# WORK TO COMPLETE:
Quote the records that follow in full and exactly; leave out the pictures.
# PROVIDED RECORDS start
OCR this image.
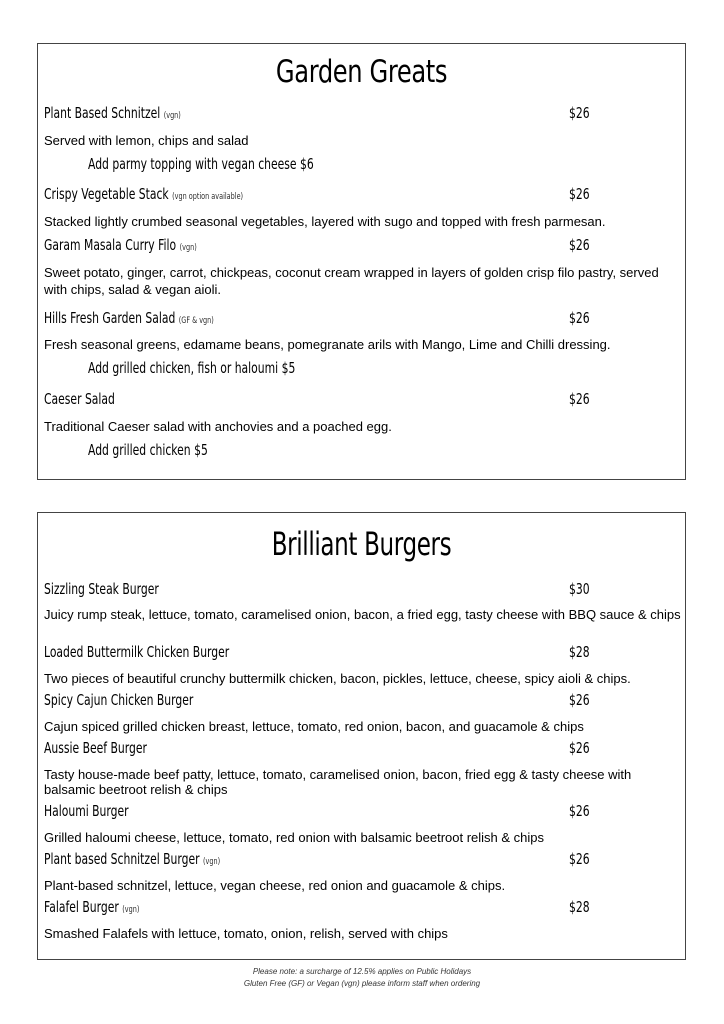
Garden Greats
Plant Based Schnitzel (vgn)	$26
Served with lemon, chips and salad
Add parmy topping with vegan cheese $6
Crispy Vegetable Stack (vgn option available)	$26
Stacked lightly crumbed seasonal vegetables, layered with sugo and topped with fresh parmesan.
Garam Masala Curry Filo (vgn)	$26
Sweet potato, ginger, carrot, chickpeas, coconut cream wrapped in layers of golden crisp filo pastry, served with chips, salad & vegan aioli.
Hills Fresh Garden Salad (GF & vgn)	$26
Fresh seasonal greens, edamame beans, pomegranate arils with Mango, Lime and Chilli dressing.
Add grilled chicken, fish or haloumi $5
Caeser Salad	$26
Traditional Caeser salad with anchovies and a poached egg.
Add grilled chicken $5
Brilliant Burgers
Sizzling Steak Burger	$30
Juicy rump steak, lettuce, tomato, caramelised onion, bacon, a fried egg, tasty cheese with BBQ sauce & chips
Loaded Buttermilk Chicken Burger	$28
Two pieces of beautiful crunchy buttermilk chicken, bacon, pickles, lettuce, cheese, spicy aioli & chips.
Spicy Cajun Chicken Burger	$26
Cajun spiced grilled chicken breast, lettuce, tomato, red onion, bacon, and guacamole & chips
Aussie Beef Burger	$26
Tasty house-made beef patty, lettuce, tomato, caramelised onion, bacon, fried egg & tasty cheese with balsamic beetroot relish & chips
Haloumi Burger	$26
Grilled haloumi cheese, lettuce, tomato, red onion with balsamic beetroot relish & chips
Plant based Schnitzel Burger (vgn)	$26
Plant-based schnitzel, lettuce, vegan cheese, red onion and guacamole & chips.
Falafel Burger (vgn)	$28
Smashed Falafels with lettuce, tomato, onion, relish, served with chips
Please note: a surcharge of 12.5% applies on Public Holidays
Gluten Free (GF) or Vegan (vgn) please inform staff when ordering
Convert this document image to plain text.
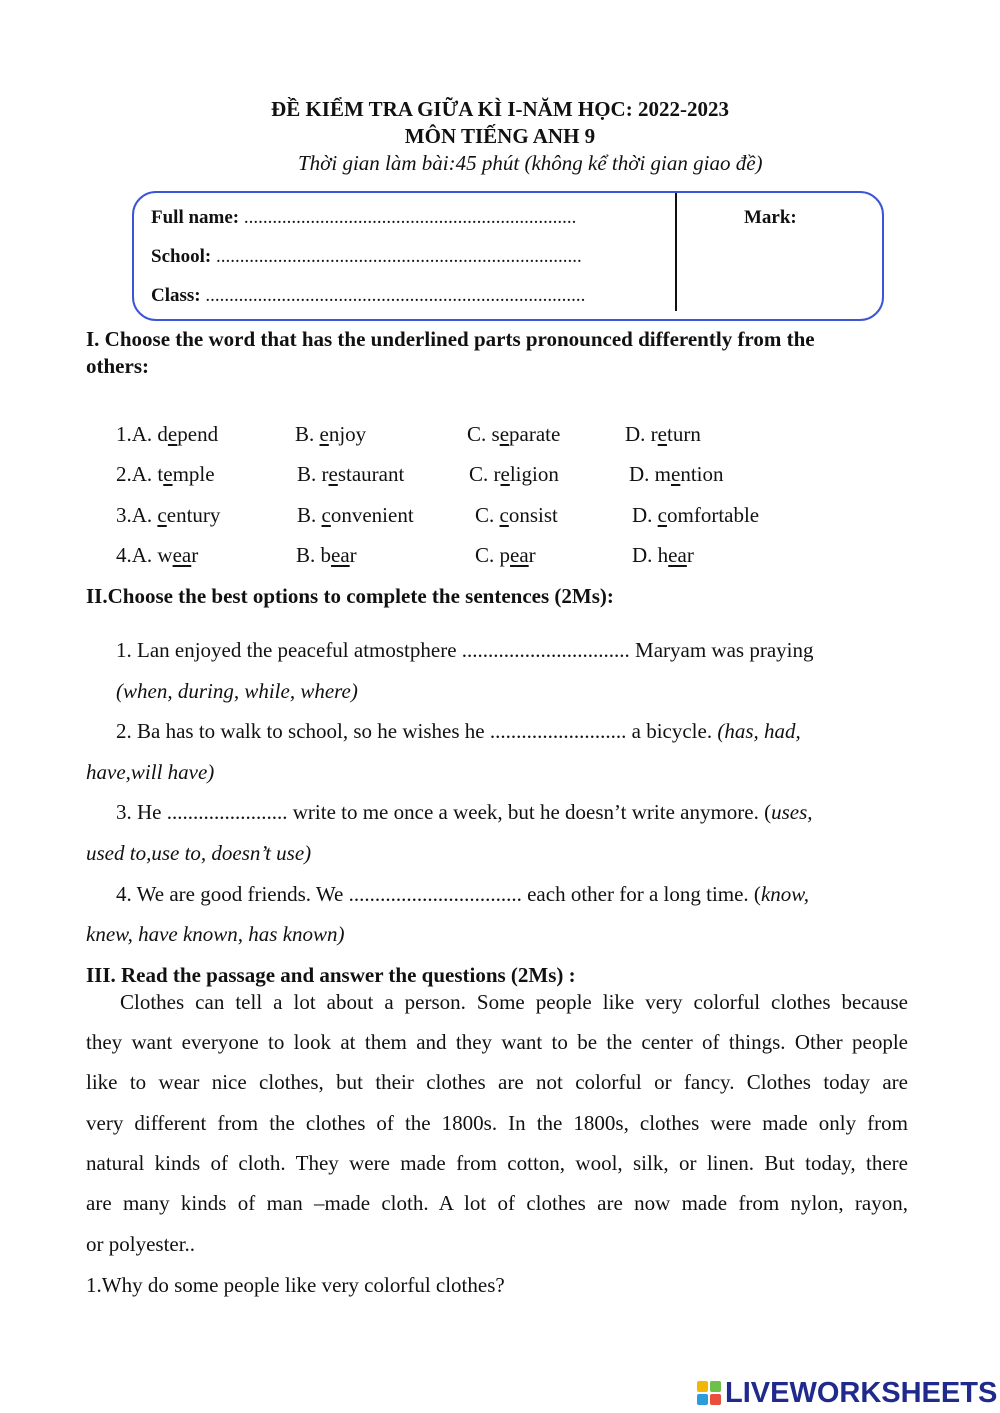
ĐỀ KIỂM TRA GIỮA KÌ I-NĂM HỌC: 2022-2023
MÔN TIẾNG ANH 9
Thời gian làm bài:45 phút (không kể thời gian giao đề)
Full name: ......................................................................
School: .............................................................................
Class: ................................................................................
Mark:
I. Choose the word that has the underlined parts pronounced differently from the
others:
1.A. depend	B. enjoy	C. separate	D. return
2.A. temple	B. restaurant	C. religion	D. mention
3.A. century	B. convenient	C. consist	D. comfortable
4.A. wear	B. bear	C. pear	D. hear
II.Choose the best options to complete the sentences (2Ms):
1. Lan enjoyed the peaceful atmostphere ................................ Maryam was praying
(when, during, while, where)
2. Ba has to walk to school, so he wishes he .......................... a bicycle. (has, had,
have,will have)
3. He ....................... write to me once a week, but he doesn’t write anymore. (uses,
used to,use to, doesn’t use)
4. We are good friends. We ................................. each other for a long time. (know,
knew, have known, has known)
III. Read the passage and answer the questions (2Ms) :
Clothes can tell a lot about a person. Some people like very colorful clothes because
they want everyone to look at them and they want to be the center of things. Other people
like to wear nice clothes, but their clothes are not colorful or fancy. Clothes today are
very different from the clothes of the 1800s. In the 1800s, clothes were made only from
natural kinds of cloth. They were made from cotton, wool, silk, or linen. But today, there
are many kinds of man –made cloth. A lot of clothes are now made from nylon, rayon,
or polyester..
1.Why do some people like very colorful clothes?
LIVEWORKSHEETS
# PROVIDED RECORDS end
# FINISHED TASK:
OCR this image.
Garden Greats
Plant Based Schnitzel (vgn)	$26
Served with lemon, chips and salad
Add parmy topping with vegan cheese $6
Crispy Vegetable Stack (vgn option available)	$26
Stacked lightly crumbed seasonal vegetables, layered with sugo and topped with fresh parmesan.
Garam Masala Curry Filo (vgn)	$26
Sweet potato, ginger, carrot, chickpeas, coconut cream wrapped in layers of golden crisp filo pastry, served with chips, salad & vegan aioli.
Hills Fresh Garden Salad (GF & vgn)	$26
Fresh seasonal greens, edamame beans, pomegranate arils with Mango, Lime and Chilli dressing.
Add grilled chicken, fish or haloumi $5
Caeser Salad	$26
Traditional Caeser salad with anchovies and a poached egg.
Add grilled chicken $5
Brilliant Burgers
Sizzling Steak Burger	$30
Juicy rump steak, lettuce, tomato, caramelised onion, bacon, a fried egg, tasty cheese with BBQ sauce & chips
Loaded Buttermilk Chicken Burger	$28
Two pieces of beautiful crunchy buttermilk chicken, bacon, pickles, lettuce, cheese, spicy aioli & chips.
Spicy Cajun Chicken Burger	$26
Cajun spiced grilled chicken breast, lettuce, tomato, red onion, bacon, and guacamole & chips
Aussie Beef Burger	$26
Tasty house-made beef patty, lettuce, tomato, caramelised onion, bacon, fried egg & tasty cheese with balsamic beetroot relish & chips
Haloumi Burger	$26
Grilled haloumi cheese, lettuce, tomato, red onion with balsamic beetroot relish & chips
Plant based Schnitzel Burger (vgn)	$26
Plant-based schnitzel, lettuce, vegan cheese, red onion and guacamole & chips.
Falafel Burger (vgn)	$28
Smashed Falafels with lettuce, tomato, onion, relish, served with chips
Please note: a surcharge of 12.5% applies on Public Holidays
Gluten Free (GF) or Vegan (vgn) please inform staff when ordering
Convert this document image to plain text.
ĐỀ KIỂM TRA GIỮA KÌ I-NĂM HỌC: 2022-2023
MÔN TIẾNG ANH 9
Thời gian làm bài:45 phút (không kể thời gian giao đề)
Full name: ......................................................................
School: .............................................................................
Class: ................................................................................
Mark:
I. Choose the word that has the underlined parts pronounced differently from the
others:
1.A. depend	B. enjoy	C. separate	D. return
2.A. temple	B. restaurant	C. religion	D. mention
3.A. century	B. convenient	C. consist	D. comfortable
4.A. wear	B. bear	C. pear	D. hear
II.Choose the best options to complete the sentences (2Ms):
1. Lan enjoyed the peaceful atmostphere ................................ Maryam was praying
(when, during, while, where)
2. Ba has to walk to school, so he wishes he .......................... a bicycle. (has, had,
have,will have)
3. He ....................... write to me once a week, but he doesn’t write anymore. (uses,
used to,use to, doesn’t use)
4. We are good friends. We ................................. each other for a long time. (know,
knew, have known, has known)
III. Read the passage and answer the questions (2Ms) :
Clothes can tell a lot about a person. Some people like very colorful clothes because
they want everyone to look at them and they want to be the center of things. Other people
like to wear nice clothes, but their clothes are not colorful or fancy. Clothes today are
very different from the clothes of the 1800s. In the 1800s, clothes were made only from
natural kinds of cloth. They were made from cotton, wool, silk, or linen. But today, there
are many kinds of man –made cloth. A lot of clothes are now made from nylon, rayon,
or polyester..
1.Why do some people like very colorful clothes?
LIVEWORKSHEETS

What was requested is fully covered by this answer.